(Instructions for the task):
Write out the entries again exactly as they are given.

━━━━━ Material provided ━━━━━

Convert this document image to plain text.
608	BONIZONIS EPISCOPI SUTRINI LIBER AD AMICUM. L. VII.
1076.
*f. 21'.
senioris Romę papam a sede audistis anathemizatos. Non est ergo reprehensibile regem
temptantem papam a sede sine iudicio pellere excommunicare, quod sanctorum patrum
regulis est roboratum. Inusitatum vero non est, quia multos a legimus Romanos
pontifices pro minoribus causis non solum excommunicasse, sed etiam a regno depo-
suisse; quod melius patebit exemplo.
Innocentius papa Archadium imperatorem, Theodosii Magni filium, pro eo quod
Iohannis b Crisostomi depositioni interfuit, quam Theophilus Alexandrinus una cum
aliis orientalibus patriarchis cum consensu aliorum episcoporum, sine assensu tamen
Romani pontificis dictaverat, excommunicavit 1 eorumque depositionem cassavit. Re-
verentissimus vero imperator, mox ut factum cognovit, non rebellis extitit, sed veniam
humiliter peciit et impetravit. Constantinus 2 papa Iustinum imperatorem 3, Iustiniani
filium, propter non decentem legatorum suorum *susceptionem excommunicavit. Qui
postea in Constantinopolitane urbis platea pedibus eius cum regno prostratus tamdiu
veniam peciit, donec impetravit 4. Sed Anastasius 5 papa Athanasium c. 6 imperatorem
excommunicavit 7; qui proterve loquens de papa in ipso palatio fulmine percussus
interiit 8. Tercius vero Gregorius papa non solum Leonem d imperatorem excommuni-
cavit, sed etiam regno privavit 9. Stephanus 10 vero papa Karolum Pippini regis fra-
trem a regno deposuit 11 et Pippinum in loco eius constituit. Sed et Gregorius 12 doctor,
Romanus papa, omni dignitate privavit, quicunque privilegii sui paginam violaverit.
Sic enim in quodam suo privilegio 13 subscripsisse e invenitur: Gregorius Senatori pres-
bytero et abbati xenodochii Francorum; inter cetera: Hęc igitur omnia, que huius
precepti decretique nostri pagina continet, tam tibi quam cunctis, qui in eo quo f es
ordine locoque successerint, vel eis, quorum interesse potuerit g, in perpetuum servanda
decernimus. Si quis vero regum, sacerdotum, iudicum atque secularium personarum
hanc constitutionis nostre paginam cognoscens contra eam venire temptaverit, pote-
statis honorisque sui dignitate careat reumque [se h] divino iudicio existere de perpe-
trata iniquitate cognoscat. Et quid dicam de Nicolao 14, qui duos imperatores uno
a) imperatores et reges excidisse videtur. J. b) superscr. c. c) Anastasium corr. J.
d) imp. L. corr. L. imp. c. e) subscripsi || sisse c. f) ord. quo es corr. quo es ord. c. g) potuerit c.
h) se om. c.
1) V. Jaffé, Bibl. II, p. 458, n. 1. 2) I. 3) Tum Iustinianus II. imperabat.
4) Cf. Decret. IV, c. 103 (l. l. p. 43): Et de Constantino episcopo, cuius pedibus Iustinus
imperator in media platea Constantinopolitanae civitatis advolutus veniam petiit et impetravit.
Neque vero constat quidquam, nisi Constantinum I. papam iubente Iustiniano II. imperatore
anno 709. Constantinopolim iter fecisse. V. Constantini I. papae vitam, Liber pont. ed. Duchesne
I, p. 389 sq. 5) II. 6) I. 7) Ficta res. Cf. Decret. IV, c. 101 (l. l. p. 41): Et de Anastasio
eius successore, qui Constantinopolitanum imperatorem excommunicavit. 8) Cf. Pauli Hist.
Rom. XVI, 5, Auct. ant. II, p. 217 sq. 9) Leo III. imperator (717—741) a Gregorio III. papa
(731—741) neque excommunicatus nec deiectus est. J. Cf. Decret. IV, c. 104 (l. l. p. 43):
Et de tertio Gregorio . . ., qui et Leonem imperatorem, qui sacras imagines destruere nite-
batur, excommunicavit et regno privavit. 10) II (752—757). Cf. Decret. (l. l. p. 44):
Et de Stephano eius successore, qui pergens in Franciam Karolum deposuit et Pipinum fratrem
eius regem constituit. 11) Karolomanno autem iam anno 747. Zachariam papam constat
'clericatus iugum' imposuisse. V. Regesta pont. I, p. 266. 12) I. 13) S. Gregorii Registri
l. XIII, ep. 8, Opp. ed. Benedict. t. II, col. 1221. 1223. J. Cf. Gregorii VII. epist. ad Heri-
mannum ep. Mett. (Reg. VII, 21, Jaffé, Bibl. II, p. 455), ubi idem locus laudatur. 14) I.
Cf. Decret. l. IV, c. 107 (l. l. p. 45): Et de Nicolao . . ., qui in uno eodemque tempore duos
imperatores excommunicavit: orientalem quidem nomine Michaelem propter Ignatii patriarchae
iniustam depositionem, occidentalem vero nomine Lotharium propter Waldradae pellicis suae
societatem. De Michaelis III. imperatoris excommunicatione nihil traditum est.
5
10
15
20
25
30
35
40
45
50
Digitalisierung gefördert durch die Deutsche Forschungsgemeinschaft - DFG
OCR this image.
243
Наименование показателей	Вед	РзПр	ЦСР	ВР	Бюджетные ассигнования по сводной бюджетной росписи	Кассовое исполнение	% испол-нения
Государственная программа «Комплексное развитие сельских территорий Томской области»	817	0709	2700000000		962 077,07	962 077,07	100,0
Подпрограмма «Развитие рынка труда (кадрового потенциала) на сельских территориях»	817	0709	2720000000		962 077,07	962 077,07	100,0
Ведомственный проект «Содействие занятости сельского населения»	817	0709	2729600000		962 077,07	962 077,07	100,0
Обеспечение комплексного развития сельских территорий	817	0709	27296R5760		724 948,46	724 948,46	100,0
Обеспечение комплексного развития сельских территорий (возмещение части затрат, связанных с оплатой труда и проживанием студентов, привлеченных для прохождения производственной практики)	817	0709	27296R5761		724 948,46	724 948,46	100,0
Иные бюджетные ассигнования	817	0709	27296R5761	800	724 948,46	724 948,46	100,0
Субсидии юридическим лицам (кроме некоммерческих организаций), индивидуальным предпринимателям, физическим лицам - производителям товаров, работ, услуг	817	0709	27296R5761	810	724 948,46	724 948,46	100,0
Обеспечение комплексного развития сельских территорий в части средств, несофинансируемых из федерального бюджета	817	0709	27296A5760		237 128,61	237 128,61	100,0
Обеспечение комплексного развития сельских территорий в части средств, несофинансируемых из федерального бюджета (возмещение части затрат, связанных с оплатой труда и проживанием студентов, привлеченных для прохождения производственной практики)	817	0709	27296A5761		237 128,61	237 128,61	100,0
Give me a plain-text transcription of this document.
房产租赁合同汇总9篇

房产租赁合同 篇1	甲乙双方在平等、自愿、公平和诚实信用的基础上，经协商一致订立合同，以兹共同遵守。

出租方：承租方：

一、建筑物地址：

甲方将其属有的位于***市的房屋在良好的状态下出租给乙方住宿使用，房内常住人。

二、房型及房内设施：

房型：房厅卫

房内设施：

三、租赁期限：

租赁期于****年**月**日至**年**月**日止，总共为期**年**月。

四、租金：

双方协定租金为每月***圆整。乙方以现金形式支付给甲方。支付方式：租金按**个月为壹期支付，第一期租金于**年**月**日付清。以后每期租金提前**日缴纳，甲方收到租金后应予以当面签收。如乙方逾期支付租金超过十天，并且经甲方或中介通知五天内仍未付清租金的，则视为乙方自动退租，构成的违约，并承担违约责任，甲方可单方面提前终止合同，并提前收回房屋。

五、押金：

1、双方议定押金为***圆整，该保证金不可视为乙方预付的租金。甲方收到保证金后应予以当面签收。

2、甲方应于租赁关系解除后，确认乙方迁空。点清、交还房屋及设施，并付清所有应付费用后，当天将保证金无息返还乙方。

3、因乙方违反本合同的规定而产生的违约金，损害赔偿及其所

━━━━━

(The answer):
Convert this document image to plain text.
608	BONIZONIS EPISCOPI SUTRINI LIBER AD AMICUM. L. VII.
1076.
*f. 21'.
senioris Romę papam a sede audistis anathemizatos. Non est ergo reprehensibile regem
temptantem papam a sede sine iudicio pellere excommunicare, quod sanctorum patrum
regulis est roboratum. Inusitatum vero non est, quia multos a legimus Romanos
pontifices pro minoribus causis non solum excommunicasse, sed etiam a regno depo-
suisse; quod melius patebit exemplo.
Innocentius papa Archadium imperatorem, Theodosii Magni filium, pro eo quod
Iohannis b Crisostomi depositioni interfuit, quam Theophilus Alexandrinus una cum
aliis orientalibus patriarchis cum consensu aliorum episcoporum, sine assensu tamen
Romani pontificis dictaverat, excommunicavit 1 eorumque depositionem cassavit. Re-
verentissimus vero imperator, mox ut factum cognovit, non rebellis extitit, sed veniam
humiliter peciit et impetravit. Constantinus 2 papa Iustinum imperatorem 3, Iustiniani
filium, propter non decentem legatorum suorum *susceptionem excommunicavit. Qui
postea in Constantinopolitane urbis platea pedibus eius cum regno prostratus tamdiu
veniam peciit, donec impetravit 4. Sed Anastasius 5 papa Athanasium c. 6 imperatorem
excommunicavit 7; qui proterve loquens de papa in ipso palatio fulmine percussus
interiit 8. Tercius vero Gregorius papa non solum Leonem d imperatorem excommuni-
cavit, sed etiam regno privavit 9. Stephanus 10 vero papa Karolum Pippini regis fra-
trem a regno deposuit 11 et Pippinum in loco eius constituit. Sed et Gregorius 12 doctor,
Romanus papa, omni dignitate privavit, quicunque privilegii sui paginam violaverit.
Sic enim in quodam suo privilegio 13 subscripsisse e invenitur: Gregorius Senatori pres-
bytero et abbati xenodochii Francorum; inter cetera: Hęc igitur omnia, que huius
precepti decretique nostri pagina continet, tam tibi quam cunctis, qui in eo quo f es
ordine locoque successerint, vel eis, quorum interesse potuerit g, in perpetuum servanda
decernimus. Si quis vero regum, sacerdotum, iudicum atque secularium personarum
hanc constitutionis nostre paginam cognoscens contra eam venire temptaverit, pote-
statis honorisque sui dignitate careat reumque [se h] divino iudicio existere de perpe-
trata iniquitate cognoscat. Et quid dicam de Nicolao 14, qui duos imperatores uno
a) imperatores et reges excidisse videtur. J. b) superscr. c. c) Anastasium corr. J.
d) imp. L. corr. L. imp. c. e) subscripsi || sisse c. f) ord. quo es corr. quo es ord. c. g) potuerit c.
h) se om. c.
1) V. Jaffé, Bibl. II, p. 458, n. 1. 2) I. 3) Tum Iustinianus II. imperabat.
4) Cf. Decret. IV, c. 103 (l. l. p. 43): Et de Constantino episcopo, cuius pedibus Iustinus
imperator in media platea Constantinopolitanae civitatis advolutus veniam petiit et impetravit.
Neque vero constat quidquam, nisi Constantinum I. papam iubente Iustiniano II. imperatore
anno 709. Constantinopolim iter fecisse. V. Constantini I. papae vitam, Liber pont. ed. Duchesne
I, p. 389 sq. 5) II. 6) I. 7) Ficta res. Cf. Decret. IV, c. 101 (l. l. p. 41): Et de Anastasio
eius successore, qui Constantinopolitanum imperatorem excommunicavit. 8) Cf. Pauli Hist.
Rom. XVI, 5, Auct. ant. II, p. 217 sq. 9) Leo III. imperator (717—741) a Gregorio III. papa
(731—741) neque excommunicatus nec deiectus est. J. Cf. Decret. IV, c. 104 (l. l. p. 43):
Et de tertio Gregorio . . ., qui et Leonem imperatorem, qui sacras imagines destruere nite-
batur, excommunicavit et regno privavit. 10) II (752—757). Cf. Decret. (l. l. p. 44):
Et de Stephano eius successore, qui pergens in Franciam Karolum deposuit et Pipinum fratrem
eius regem constituit. 11) Karolomanno autem iam anno 747. Zachariam papam constat
'clericatus iugum' imposuisse. V. Regesta pont. I, p. 266. 12) I. 13) S. Gregorii Registri
l. XIII, ep. 8, Opp. ed. Benedict. t. II, col. 1221. 1223. J. Cf. Gregorii VII. epist. ad Heri-
mannum ep. Mett. (Reg. VII, 21, Jaffé, Bibl. II, p. 455), ubi idem locus laudatur. 14) I.
Cf. Decret. l. IV, c. 107 (l. l. p. 45): Et de Nicolao . . ., qui in uno eodemque tempore duos
imperatores excommunicavit: orientalem quidem nomine Michaelem propter Ignatii patriarchae
iniustam depositionem, occidentalem vero nomine Lotharium propter Waldradae pellicis suae
societatem. De Michaelis III. imperatoris excommunicatione nihil traditum est.
5
10
15
20
25
30
35
40
45
50
Digitalisierung gefördert durch die Deutsche Forschungsgemeinschaft - DFG
OCR this image.
243
Наименование показателей	Вед	РзПр	ЦСР	ВР	Бюджетные ассигнования по сводной бюджетной росписи	Кассовое исполнение	% испол-нения
Государственная программа «Комплексное развитие сельских территорий Томской области»	817	0709	2700000000		962 077,07	962 077,07	100,0
Подпрограмма «Развитие рынка труда (кадрового потенциала) на сельских территориях»	817	0709	2720000000		962 077,07	962 077,07	100,0
Ведомственный проект «Содействие занятости сельского населения»	817	0709	2729600000		962 077,07	962 077,07	100,0
Обеспечение комплексного развития сельских территорий	817	0709	27296R5760		724 948,46	724 948,46	100,0
Обеспечение комплексного развития сельских территорий (возмещение части затрат, связанных с оплатой труда и проживанием студентов, привлеченных для прохождения производственной практики)	817	0709	27296R5761		724 948,46	724 948,46	100,0
Иные бюджетные ассигнования	817	0709	27296R5761	800	724 948,46	724 948,46	100,0
Субсидии юридическим лицам (кроме некоммерческих организаций), индивидуальным предпринимателям, физическим лицам - производителям товаров, работ, услуг	817	0709	27296R5761	810	724 948,46	724 948,46	100,0
Обеспечение комплексного развития сельских территорий в части средств, несофинансируемых из федерального бюджета	817	0709	27296A5760		237 128,61	237 128,61	100,0
Обеспечение комплексного развития сельских территорий в части средств, несофинансируемых из федерального бюджета (возмещение части затрат, связанных с оплатой труда и проживанием студентов, привлеченных для прохождения производственной практики)	817	0709	27296A5761		237 128,61	237 128,61	100,0
Give me a plain-text transcription of this document.
房产租赁合同汇总9篇

房产租赁合同 篇1	甲乙双方在平等、自愿、公平和诚实信用的基础上，经协商一致订立合同，以兹共同遵守。

出租方：承租方：

一、建筑物地址：

甲方将其属有的位于***市的房屋在良好的状态下出租给乙方住宿使用，房内常住人。

二、房型及房内设施：

房型：房厅卫

房内设施：

三、租赁期限：

租赁期于****年**月**日至**年**月**日止，总共为期**年**月。

四、租金：

双方协定租金为每月***圆整。乙方以现金形式支付给甲方。支付方式：租金按**个月为壹期支付，第一期租金于**年**月**日付清。以后每期租金提前**日缴纳，甲方收到租金后应予以当面签收。如乙方逾期支付租金超过十天，并且经甲方或中介通知五天内仍未付清租金的，则视为乙方自动退租，构成的违约，并承担违约责任，甲方可单方面提前终止合同，并提前收回房屋。

五、押金：

1、双方议定押金为***圆整，该保证金不可视为乙方预付的租金。甲方收到保证金后应予以当面签收。

2、甲方应于租赁关系解除后，确认乙方迁空。点清、交还房屋及设施，并付清所有应付费用后，当天将保证金无息返还乙方。

3、因乙方违反本合同的规定而产生的违约金，损害赔偿及其所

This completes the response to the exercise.